Task directions –
Give the entries back exactly, dropping each image.

Provided data –
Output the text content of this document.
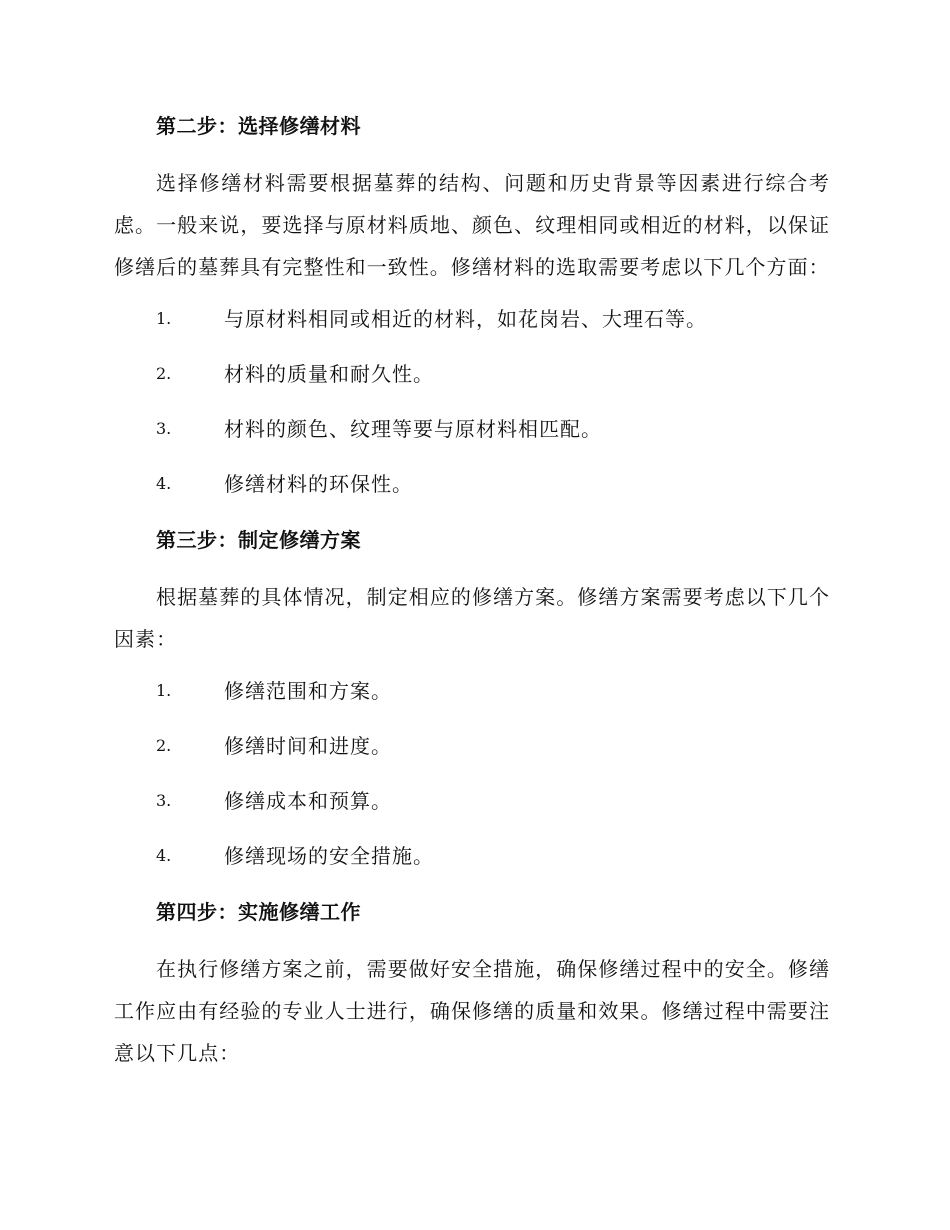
第二步：选择修缮材料

选择修缮材料需要根据墓葬的结构、问题和历史背景等因素进行综合考虑。一般来说，要选择与原材料质地、颜色、纹理相同或相近的材料，以保证修缮后的墓葬具有完整性和一致性。修缮材料的选取需要考虑以下几个方面：

1.	与原材料相同或相近的材料，如花岗岩、大理石等。
2.	材料的质量和耐久性。
3.	材料的颜色、纹理等要与原材料相匹配。
4.	修缮材料的环保性。
第三步：制定修缮方案

根据墓葬的具体情况，制定相应的修缮方案。修缮方案需要考虑以下几个因素：

1.	修缮范围和方案。
2.	修缮时间和进度。
3.	修缮成本和预算。
4.	修缮现场的安全措施。
第四步：实施修缮工作

在执行修缮方案之前，需要做好安全措施，确保修缮过程中的安全。修缮工作应由有经验的专业人士进行，确保修缮的质量和效果。修缮过程中需要注意以下几点：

Exercise result –
Output the text content of this document.
第二步：选择修缮材料

选择修缮材料需要根据墓葬的结构、问题和历史背景等因素进行综合考虑。一般来说，要选择与原材料质地、颜色、纹理相同或相近的材料，以保证修缮后的墓葬具有完整性和一致性。修缮材料的选取需要考虑以下几个方面：

1.	与原材料相同或相近的材料，如花岗岩、大理石等。
2.	材料的质量和耐久性。
3.	材料的颜色、纹理等要与原材料相匹配。
4.	修缮材料的环保性。
第三步：制定修缮方案

根据墓葬的具体情况，制定相应的修缮方案。修缮方案需要考虑以下几个因素：

1.	修缮范围和方案。
2.	修缮时间和进度。
3.	修缮成本和预算。
4.	修缮现场的安全措施。
第四步：实施修缮工作

在执行修缮方案之前，需要做好安全措施，确保修缮过程中的安全。修缮工作应由有经验的专业人士进行，确保修缮的质量和效果。修缮过程中需要注意以下几点：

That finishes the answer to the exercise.